§ Supplied material
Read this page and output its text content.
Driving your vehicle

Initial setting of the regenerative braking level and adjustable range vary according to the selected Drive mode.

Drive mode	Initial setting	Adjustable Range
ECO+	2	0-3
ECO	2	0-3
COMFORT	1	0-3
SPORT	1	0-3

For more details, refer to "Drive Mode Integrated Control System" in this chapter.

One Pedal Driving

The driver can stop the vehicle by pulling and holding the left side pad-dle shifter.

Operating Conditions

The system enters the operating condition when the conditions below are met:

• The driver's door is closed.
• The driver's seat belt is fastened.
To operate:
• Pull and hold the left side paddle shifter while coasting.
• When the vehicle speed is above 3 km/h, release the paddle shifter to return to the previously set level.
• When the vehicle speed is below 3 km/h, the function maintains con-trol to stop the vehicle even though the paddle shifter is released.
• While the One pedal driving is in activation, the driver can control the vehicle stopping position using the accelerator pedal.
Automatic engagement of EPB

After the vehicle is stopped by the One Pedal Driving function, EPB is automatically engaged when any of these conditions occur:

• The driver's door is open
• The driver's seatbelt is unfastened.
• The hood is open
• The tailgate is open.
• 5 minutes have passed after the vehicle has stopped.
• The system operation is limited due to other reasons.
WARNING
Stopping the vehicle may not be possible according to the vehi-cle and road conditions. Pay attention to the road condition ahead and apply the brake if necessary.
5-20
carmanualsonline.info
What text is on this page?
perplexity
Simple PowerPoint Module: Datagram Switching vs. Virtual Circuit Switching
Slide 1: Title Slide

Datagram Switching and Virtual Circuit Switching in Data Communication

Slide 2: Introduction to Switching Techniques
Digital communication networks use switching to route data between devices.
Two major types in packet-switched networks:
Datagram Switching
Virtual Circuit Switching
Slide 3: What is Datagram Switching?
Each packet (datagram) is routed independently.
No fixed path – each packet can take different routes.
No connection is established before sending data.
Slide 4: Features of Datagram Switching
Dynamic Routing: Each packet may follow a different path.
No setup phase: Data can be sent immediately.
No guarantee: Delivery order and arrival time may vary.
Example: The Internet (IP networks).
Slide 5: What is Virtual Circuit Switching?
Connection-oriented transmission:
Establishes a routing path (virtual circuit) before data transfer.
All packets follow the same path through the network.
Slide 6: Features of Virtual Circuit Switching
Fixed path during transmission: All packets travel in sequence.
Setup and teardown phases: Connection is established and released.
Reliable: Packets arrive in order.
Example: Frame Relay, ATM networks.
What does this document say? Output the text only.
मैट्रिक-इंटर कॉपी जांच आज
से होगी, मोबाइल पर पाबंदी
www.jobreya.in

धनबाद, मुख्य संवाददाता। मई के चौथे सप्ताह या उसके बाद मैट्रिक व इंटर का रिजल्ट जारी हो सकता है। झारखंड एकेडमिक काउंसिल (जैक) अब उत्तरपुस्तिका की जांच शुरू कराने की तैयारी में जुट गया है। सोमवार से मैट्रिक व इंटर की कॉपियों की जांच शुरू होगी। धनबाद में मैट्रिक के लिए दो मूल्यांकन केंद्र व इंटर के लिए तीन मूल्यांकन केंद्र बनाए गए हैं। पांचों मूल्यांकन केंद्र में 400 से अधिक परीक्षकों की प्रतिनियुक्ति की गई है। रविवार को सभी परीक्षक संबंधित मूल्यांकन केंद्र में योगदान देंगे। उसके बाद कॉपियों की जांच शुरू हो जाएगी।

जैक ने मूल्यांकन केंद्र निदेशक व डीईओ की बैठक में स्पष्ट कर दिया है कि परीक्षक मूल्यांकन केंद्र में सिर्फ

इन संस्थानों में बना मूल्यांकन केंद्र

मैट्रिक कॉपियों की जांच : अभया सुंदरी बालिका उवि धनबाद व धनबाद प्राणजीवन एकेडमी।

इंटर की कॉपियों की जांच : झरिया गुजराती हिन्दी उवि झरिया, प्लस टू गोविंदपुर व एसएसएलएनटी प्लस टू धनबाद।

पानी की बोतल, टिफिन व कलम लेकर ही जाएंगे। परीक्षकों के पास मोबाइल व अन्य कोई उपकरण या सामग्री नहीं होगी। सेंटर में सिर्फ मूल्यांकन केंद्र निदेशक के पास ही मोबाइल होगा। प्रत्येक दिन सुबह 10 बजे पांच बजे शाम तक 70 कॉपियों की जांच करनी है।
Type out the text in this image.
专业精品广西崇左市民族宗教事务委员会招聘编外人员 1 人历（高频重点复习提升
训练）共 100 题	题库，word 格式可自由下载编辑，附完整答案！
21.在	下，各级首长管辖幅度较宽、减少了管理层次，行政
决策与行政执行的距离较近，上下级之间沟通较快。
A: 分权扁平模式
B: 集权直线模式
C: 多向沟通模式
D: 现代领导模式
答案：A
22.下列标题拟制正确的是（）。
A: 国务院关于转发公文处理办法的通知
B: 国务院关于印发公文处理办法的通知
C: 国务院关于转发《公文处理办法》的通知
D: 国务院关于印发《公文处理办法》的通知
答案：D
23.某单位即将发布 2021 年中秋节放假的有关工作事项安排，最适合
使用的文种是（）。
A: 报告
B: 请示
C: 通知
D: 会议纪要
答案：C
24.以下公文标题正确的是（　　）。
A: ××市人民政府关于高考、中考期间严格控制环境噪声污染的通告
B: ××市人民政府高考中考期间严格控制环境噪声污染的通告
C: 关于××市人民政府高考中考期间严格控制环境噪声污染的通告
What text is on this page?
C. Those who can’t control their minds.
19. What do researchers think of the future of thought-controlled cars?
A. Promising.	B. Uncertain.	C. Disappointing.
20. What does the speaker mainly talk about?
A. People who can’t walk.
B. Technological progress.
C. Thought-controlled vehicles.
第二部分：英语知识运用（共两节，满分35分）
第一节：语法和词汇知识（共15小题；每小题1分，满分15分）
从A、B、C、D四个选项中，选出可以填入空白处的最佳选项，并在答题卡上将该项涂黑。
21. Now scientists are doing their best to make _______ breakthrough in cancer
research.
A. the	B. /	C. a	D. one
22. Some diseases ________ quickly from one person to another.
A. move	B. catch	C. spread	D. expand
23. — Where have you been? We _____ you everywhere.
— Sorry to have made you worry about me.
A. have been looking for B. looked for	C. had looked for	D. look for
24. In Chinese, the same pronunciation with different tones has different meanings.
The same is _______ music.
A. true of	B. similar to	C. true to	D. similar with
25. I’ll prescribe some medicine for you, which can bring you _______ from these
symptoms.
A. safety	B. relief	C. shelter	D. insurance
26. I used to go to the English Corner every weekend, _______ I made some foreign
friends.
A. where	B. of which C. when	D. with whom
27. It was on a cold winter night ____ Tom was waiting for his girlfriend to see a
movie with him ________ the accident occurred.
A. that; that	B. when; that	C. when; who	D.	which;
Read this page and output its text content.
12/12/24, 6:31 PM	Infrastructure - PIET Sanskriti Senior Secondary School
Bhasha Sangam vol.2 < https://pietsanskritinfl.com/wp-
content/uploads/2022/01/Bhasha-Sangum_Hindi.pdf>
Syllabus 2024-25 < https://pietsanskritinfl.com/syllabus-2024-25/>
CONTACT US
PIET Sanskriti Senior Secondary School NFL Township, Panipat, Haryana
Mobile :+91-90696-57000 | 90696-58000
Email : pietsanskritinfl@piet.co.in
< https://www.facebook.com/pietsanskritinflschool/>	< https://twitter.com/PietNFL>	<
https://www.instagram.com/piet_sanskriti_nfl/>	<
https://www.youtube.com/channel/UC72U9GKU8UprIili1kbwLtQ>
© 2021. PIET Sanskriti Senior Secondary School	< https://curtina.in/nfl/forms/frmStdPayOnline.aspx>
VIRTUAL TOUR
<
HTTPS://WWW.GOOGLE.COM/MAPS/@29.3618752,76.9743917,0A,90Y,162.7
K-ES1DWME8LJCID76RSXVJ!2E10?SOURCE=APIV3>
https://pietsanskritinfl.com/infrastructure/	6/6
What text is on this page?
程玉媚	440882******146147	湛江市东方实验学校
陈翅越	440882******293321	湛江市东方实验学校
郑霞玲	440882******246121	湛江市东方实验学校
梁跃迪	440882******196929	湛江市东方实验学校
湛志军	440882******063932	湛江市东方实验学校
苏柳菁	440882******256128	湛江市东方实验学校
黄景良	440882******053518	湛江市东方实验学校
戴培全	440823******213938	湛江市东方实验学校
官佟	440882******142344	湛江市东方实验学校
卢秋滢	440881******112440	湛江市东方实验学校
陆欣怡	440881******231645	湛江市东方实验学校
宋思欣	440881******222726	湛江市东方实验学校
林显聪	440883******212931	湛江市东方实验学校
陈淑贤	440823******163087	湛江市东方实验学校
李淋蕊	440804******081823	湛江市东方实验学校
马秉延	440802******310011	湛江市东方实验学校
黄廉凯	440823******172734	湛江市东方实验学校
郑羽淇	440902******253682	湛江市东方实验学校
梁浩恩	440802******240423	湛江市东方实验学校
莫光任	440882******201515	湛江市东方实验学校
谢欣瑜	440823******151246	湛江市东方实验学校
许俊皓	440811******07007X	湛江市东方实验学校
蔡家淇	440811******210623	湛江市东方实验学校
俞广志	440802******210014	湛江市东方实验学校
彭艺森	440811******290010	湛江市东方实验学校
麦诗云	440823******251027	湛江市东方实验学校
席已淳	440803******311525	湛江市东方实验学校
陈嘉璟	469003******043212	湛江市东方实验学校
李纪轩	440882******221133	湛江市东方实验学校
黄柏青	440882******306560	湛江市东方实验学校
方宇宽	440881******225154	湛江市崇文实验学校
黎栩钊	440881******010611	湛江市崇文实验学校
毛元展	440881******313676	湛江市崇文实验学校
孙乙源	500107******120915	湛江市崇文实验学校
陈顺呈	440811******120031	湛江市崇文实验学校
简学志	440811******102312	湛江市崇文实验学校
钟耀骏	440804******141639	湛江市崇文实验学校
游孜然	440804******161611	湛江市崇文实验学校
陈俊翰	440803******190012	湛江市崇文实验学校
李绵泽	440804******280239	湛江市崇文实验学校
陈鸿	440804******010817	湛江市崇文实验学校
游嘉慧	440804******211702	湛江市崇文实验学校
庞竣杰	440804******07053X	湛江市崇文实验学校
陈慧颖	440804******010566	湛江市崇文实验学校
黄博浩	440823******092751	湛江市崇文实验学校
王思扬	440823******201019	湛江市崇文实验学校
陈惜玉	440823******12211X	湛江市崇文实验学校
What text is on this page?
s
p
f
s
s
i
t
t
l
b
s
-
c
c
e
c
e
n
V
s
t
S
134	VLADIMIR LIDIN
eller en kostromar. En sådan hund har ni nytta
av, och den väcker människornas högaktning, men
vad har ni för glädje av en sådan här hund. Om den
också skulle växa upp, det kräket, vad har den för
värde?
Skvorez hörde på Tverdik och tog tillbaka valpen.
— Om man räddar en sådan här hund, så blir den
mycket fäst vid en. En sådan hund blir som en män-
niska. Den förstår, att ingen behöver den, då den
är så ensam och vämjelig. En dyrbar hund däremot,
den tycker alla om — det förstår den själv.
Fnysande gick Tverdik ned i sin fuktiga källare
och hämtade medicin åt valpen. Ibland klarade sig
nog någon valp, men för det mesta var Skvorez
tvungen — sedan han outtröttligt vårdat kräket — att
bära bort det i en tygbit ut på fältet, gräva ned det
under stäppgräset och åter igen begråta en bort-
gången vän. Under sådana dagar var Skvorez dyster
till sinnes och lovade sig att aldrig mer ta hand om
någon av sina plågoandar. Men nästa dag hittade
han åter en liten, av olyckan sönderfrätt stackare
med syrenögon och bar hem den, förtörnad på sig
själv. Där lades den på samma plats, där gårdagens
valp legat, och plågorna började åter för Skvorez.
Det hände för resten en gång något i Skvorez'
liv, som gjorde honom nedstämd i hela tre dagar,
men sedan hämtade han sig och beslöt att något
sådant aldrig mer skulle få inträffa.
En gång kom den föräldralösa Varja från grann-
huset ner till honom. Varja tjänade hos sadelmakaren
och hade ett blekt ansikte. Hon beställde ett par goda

§ Goal
Check each line of the entries above, and show every one holding the word "honom".

§ Solution to the exercise
liv, som gjorde honom nedstämd i hela tre dagar,
huset ner till honom. Varja tjänade hos sadelmakaren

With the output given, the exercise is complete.